State the number of lines in the following data that contain the string "expressed", and nothing else.

↓↓↓

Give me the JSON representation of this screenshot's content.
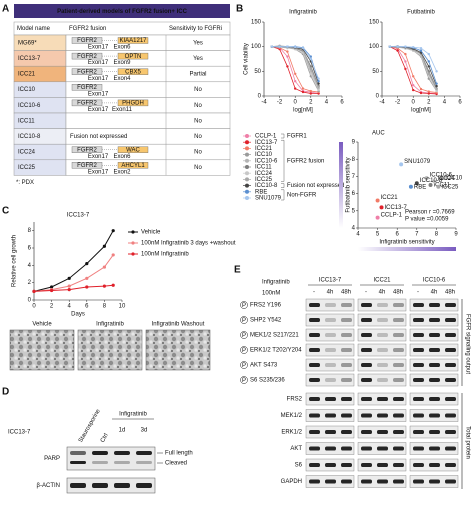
{
  "panels": {
    "A": {
      "label": "A",
      "title": "Patient-derived models of FGFR2 fusion+ ICC",
      "header": [
        "Model name",
        "FGFR2 fusion",
        "Sensitivity to FGFRi"
      ],
      "rows": [
        {
          "model": "MG69*",
          "color": "#f7dcb8",
          "fusion": {
            "gene": "FGFR2",
            "exon": "Exon17",
            "partner": "KIAA1217",
            "partner_exon": "Exon6"
          },
          "sensitivity": "Yes"
        },
        {
          "model": "ICC13-7",
          "color": "#f5c9ad",
          "fusion": {
            "gene": "FGFR2",
            "exon": "Exon17",
            "partner": "OPTN",
            "partner_exon": "Exon9"
          },
          "sensitivity": "Yes"
        },
        {
          "model": "ICC21",
          "color": "#f0b47c",
          "fusion": {
            "gene": "FGFR2",
            "exon": "Exon17",
            "partner": "CBX5",
            "partner_exon": "Exon4"
          },
          "sensitivity": "Partial"
        },
        {
          "model": "ICC10",
          "color": "#dfe3f2",
          "fusion": {
            "gene": "FGFR2",
            "exon": "Exon17"
          },
          "sensitivity": "No"
        },
        {
          "model": "ICC10-6",
          "color": "#dfe3f2",
          "fusion": {
            "gene": "FGFR2",
            "exon": "Exon17",
            "partner": "PHGDH",
            "partner_exon": "Exon11"
          },
          "sensitivity": "No"
        },
        {
          "model": "ICC11",
          "color": "#dfe3f2",
          "fusion": null,
          "sensitivity": "No"
        },
        {
          "model": "ICC10-8",
          "color": "#eceef5",
          "fusion": "Fusion not expressed",
          "sensitivity": "No"
        },
        {
          "model": "ICC24",
          "color": "#dfe3f2",
          "fusion": {
            "gene": "FGFR2",
            "exon": "Exon17",
            "partner": "WAC",
            "partner_exon": "Exon6"
          },
          "sensitivity": "No"
        },
        {
          "model": "ICC25",
          "color": "#dfe3f2",
          "fusion": {
            "gene": "FGFR2",
            "exon": "Exon17",
            "partner": "AHCYL1",
            "partner_exon": "Exon2"
          },
          "sensitivity": "No"
        }
      ],
      "footnote": "*: PDX"
    },
    "B": {
      "label": "B",
      "plots": [
        "Infigratinib",
        "Futibatinib"
      ],
      "ylabel": "Cell viability",
      "xlabel": "log[nM]",
      "x": [
        -3,
        -2,
        -1,
        0,
        1,
        2,
        3
      ],
      "xlim": [
        -4,
        6
      ],
      "xticks": [
        -4,
        -2,
        0,
        2,
        4,
        6
      ],
      "ylim": [
        0,
        150
      ],
      "yticks": [
        0,
        50,
        100,
        150
      ],
      "groups": [
        {
          "label": "FGFR1",
          "members": [
            {
              "name": "CCLP-1",
              "color": "#ef7fa8",
              "values": [
                [
                  100,
                  98,
                  80,
                  30,
                  10,
                  8,
                  5
                ],
                [
                  100,
                  96,
                  70,
                  22,
                  8,
                  6,
                  5
                ]
              ],
              "auc": [
                5.0,
                4.6
              ]
            }
          ]
        },
        {
          "label": "FGFR2 fusion",
          "members": [
            {
              "name": "ICC13-7",
              "color": "#e0202a",
              "values": [
                [
                  100,
                  95,
                  60,
                  15,
                  8,
                  5,
                  5
                ],
                [
                  100,
                  92,
                  55,
                  12,
                  6,
                  5,
                  4
                ]
              ],
              "auc": [
                5.2,
                5.2
              ]
            },
            {
              "name": "ICC21",
              "color": "#f27a66",
              "values": [
                [
                  100,
                  98,
                  90,
                  45,
                  15,
                  10,
                  8
                ],
                [
                  100,
                  97,
                  85,
                  40,
                  14,
                  9,
                  7
                ]
              ],
              "auc": [
                5.0,
                5.6
              ]
            },
            {
              "name": "ICC10",
              "color": "#9a9a9a",
              "values": [
                [
                  100,
                  100,
                  98,
                  95,
                  85,
                  40,
                  10
                ],
                [
                  100,
                  100,
                  97,
                  92,
                  80,
                  35,
                  10
                ]
              ],
              "auc": [
                8.3,
                6.9
              ]
            },
            {
              "name": "ICC10-6",
              "color": "#b4b4b4",
              "values": [
                [
                  100,
                  102,
                  100,
                  97,
                  90,
                  50,
                  15
                ],
                [
                  100,
                  101,
                  99,
                  95,
                  85,
                  45,
                  12
                ]
              ],
              "auc": [
                7.5,
                6.9
              ]
            },
            {
              "name": "ICC11",
              "color": "#7d7d7d",
              "values": [
                [
                  100,
                  100,
                  98,
                  96,
                  92,
                  60,
                  20
                ],
                [
                  100,
                  99,
                  97,
                  93,
                  86,
                  50,
                  15
                ]
              ],
              "auc": [
                7.7,
                6.5
              ]
            },
            {
              "name": "ICC24",
              "color": "#c8c8c8",
              "values": [
                [
                  100,
                  99,
                  97,
                  95,
                  88,
                  45,
                  12
                ],
                [
                  100,
                  99,
                  96,
                  92,
                  82,
                  40,
                  10
                ]
              ],
              "auc": [
                7.9,
                6.7
              ]
            },
            {
              "name": "ICC25",
              "color": "#a8a8a8",
              "values": [
                [
                  100,
                  101,
                  99,
                  97,
                  93,
                  55,
                  18
                ],
                [
                  100,
                  100,
                  98,
                  94,
                  85,
                  45,
                  14
                ]
              ],
              "auc": [
                8.1,
                6.4
              ]
            }
          ]
        },
        {
          "label": "Fusion not expressed",
          "members": [
            {
              "name": "ICC10-8",
              "color": "#444444",
              "values": [
                [
                  100,
                  100,
                  100,
                  98,
                  95,
                  70,
                  25
                ],
                [
                  100,
                  100,
                  99,
                  96,
                  88,
                  60,
                  20
                ]
              ],
              "auc": [
                7.0,
                6.6
              ]
            }
          ]
        },
        {
          "label": "Non-FGFR",
          "members": [
            {
              "name": "RBE",
              "color": "#5b8fd0",
              "values": [
                [
                  100,
                  100,
                  100,
                  100,
                  98,
                  80,
                  30
                ],
                [
                  100,
                  100,
                  100,
                  98,
                  92,
                  70,
                  25
                ]
              ],
              "auc": [
                6.7,
                6.4
              ]
            },
            {
              "name": "SNU1079",
              "color": "#a5c6ee",
              "values": [
                [
                  100,
                  100,
                  100,
                  99,
                  97,
                  75,
                  35
                ],
                [
                  100,
                  100,
                  100,
                  99,
                  97,
                  85,
                  50
                ]
              ],
              "auc": [
                6.2,
                7.7
              ]
            }
          ]
        }
      ],
      "auc": {
        "title": "AUC",
        "xlabel": "Infigratinib sensitivity",
        "ylabel": "Futibatinib sensitivity",
        "xlim": [
          4,
          9
        ],
        "ylim": [
          4,
          9
        ],
        "xticks": [
          4,
          5,
          6,
          7,
          8,
          9
        ],
        "yticks": [
          4,
          5,
          6,
          7,
          8,
          9
        ],
        "stats": [
          "Pearson r =0.7669",
          "P value =0.0059"
        ]
      }
    },
    "C": {
      "label": "C",
      "title": "ICC13-7",
      "ylabel": "Relative cell growth",
      "xlabel": "Days",
      "x": [
        0,
        2,
        4,
        6,
        8,
        9
      ],
      "xlim": [
        0,
        10
      ],
      "xticks": [
        0,
        2,
        4,
        6,
        8,
        10
      ],
      "ylim": [
        0,
        9
      ],
      "yticks": [
        0,
        2,
        4,
        6,
        8
      ],
      "series": [
        {
          "name": "Vehicle",
          "color": "#111111",
          "values": [
            1,
            1.5,
            2.5,
            4.2,
            6.2,
            8
          ]
        },
        {
          "name": "100nM Infigratinib 3 days +washout",
          "color": "#f08080",
          "values": [
            1,
            1.2,
            1.6,
            2.5,
            3.8,
            5.2
          ]
        },
        {
          "name": "100nM Infigratinib",
          "color": "#e0202a",
          "values": [
            1,
            1.1,
            1.2,
            1.5,
            1.6,
            1.7
          ]
        }
      ],
      "images": [
        "Vehicle",
        "Infigratinib",
        "Infigratinib Washout"
      ]
    },
    "D": {
      "label": "D",
      "cell_line": "ICC13-7",
      "lanes": [
        "Staurosporine",
        "Ctrl"
      ],
      "treatment": "Infigratinib",
      "treatment_lanes": [
        "1d",
        "3d"
      ],
      "rows": [
        "PARP",
        "β-ACTIN"
      ],
      "bands": [
        "Full length",
        "Cleaved"
      ]
    },
    "E": {
      "label": "E",
      "drug": "Infigratinib",
      "dose": "100nM",
      "cell_lines": [
        "ICC13-7",
        "ICC21",
        "ICC10-6"
      ],
      "lanes": [
        "-",
        "4h",
        "48h"
      ],
      "phospho_symbol": "P",
      "phospho": {
        "label": "FGFR signaling output",
        "rows": [
          "FRS2 Y196",
          "SHP2 Y542",
          "MEK1/2 S217/221",
          "ERK1/2 T202/Y204",
          "AKT S473",
          "S6 S235/236"
        ]
      },
      "total": {
        "label": "Total protein",
        "rows": [
          "FRS2",
          "MEK1/2",
          "ERK1/2",
          "AKT",
          "S6",
          "GAPDH"
        ]
      }
    }
  }
}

↑↑↑

Answer for this exercise: 2